EXERCISE AIM: Convert the listing below into a JSON list of strings, one string per line and with blank lines omitted. Cover only the lines from its first line up to and including the line with "legend-swatch — [481, 373, 492, 381]".

INPUT DATA:
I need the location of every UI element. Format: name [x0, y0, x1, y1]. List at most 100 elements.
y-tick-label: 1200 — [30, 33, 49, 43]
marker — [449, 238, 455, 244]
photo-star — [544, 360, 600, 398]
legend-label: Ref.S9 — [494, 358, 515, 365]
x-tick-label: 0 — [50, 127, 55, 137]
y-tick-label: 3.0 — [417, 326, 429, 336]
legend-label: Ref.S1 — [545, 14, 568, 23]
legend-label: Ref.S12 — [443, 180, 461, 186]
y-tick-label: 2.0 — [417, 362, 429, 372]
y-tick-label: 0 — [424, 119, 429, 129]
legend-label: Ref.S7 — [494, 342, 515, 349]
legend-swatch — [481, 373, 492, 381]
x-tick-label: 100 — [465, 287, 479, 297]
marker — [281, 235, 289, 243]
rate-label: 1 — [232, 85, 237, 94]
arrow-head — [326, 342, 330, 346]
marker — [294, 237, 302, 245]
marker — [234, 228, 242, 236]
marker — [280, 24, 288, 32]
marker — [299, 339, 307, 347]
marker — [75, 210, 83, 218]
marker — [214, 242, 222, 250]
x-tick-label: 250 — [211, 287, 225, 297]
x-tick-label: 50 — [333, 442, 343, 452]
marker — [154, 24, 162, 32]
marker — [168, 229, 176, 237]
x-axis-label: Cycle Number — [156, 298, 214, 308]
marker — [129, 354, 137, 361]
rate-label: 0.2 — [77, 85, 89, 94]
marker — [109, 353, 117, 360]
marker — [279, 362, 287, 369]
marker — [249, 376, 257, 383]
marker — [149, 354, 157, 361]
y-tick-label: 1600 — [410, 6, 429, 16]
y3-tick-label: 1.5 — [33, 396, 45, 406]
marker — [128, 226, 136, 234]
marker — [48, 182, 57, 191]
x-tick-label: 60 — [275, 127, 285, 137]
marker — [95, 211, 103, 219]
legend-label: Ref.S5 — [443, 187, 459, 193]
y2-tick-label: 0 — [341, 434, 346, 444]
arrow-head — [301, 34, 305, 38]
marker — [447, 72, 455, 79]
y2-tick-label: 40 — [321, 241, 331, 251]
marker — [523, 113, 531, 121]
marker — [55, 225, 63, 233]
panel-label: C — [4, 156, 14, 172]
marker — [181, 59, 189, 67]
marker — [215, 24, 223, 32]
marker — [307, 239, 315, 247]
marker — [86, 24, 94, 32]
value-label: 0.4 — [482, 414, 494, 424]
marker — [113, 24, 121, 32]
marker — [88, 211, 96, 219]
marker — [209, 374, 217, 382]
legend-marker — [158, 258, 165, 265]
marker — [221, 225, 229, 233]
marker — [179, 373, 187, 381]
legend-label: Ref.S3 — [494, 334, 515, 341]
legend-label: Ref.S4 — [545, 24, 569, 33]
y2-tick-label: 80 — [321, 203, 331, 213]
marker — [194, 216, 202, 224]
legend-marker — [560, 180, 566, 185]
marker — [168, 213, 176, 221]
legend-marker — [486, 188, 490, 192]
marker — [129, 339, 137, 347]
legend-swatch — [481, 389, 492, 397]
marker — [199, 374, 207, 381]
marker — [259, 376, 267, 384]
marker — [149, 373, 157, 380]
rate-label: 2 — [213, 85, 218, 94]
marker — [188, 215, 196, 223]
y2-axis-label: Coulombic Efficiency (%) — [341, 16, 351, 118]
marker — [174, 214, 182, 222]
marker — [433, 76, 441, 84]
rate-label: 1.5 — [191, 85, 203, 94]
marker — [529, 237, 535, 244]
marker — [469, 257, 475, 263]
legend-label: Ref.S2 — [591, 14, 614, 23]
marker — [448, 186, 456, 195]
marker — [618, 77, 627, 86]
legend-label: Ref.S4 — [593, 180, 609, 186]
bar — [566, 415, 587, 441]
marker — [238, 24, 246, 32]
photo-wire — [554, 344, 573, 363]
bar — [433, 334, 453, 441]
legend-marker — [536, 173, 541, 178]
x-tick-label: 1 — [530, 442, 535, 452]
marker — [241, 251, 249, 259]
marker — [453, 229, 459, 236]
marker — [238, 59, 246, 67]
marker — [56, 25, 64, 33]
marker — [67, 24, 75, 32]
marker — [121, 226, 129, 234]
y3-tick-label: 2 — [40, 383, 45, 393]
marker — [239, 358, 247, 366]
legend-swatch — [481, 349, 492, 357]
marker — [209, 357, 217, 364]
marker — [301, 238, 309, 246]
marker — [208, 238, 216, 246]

RESPONSE TO THIS EXERCISE:
[
  "I need the location of every UI element. Format: name [x0, y0, x1, y1]. List at most 100 elements.",
  "y-tick-label: 1200 — [30, 33, 49, 43]",
  "marker — [449, 238, 455, 244]",
  "photo-star — [544, 360, 600, 398]",
  "legend-label: Ref.S9 — [494, 358, 515, 365]",
  "x-tick-label: 0 — [50, 127, 55, 137]",
  "y-tick-label: 3.0 — [417, 326, 429, 336]",
  "legend-label: Ref.S1 — [545, 14, 568, 23]",
  "legend-label: Ref.S12 — [443, 180, 461, 186]",
  "y-tick-label: 2.0 — [417, 362, 429, 372]",
  "y-tick-label: 0 — [424, 119, 429, 129]",
  "legend-label: Ref.S7 — [494, 342, 515, 349]",
  "legend-swatch — [481, 373, 492, 381]"
]